» Records for this exercise:
####################

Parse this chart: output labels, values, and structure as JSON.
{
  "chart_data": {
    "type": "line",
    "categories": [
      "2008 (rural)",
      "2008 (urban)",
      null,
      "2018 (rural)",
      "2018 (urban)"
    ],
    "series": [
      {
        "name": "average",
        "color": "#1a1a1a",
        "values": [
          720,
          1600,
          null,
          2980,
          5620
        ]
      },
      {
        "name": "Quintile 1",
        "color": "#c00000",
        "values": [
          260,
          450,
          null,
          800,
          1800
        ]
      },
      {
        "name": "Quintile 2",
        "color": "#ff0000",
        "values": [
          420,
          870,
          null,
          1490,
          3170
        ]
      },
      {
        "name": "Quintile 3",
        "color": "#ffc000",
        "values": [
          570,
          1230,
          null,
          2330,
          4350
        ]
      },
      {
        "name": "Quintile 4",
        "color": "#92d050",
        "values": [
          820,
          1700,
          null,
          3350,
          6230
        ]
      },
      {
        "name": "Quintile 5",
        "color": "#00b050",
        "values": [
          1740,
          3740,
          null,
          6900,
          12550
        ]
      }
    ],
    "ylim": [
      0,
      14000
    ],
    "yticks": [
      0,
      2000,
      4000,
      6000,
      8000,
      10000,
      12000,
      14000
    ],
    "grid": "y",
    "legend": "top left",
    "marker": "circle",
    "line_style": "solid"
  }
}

####################

All lines in the data that contain the word "Quintile" should be copied.

        "name": "Quintile 1",
        "name": "Quintile 2",
        "name": "Quintile 3",
        "name": "Quintile 4",
        "name": "Quintile 5",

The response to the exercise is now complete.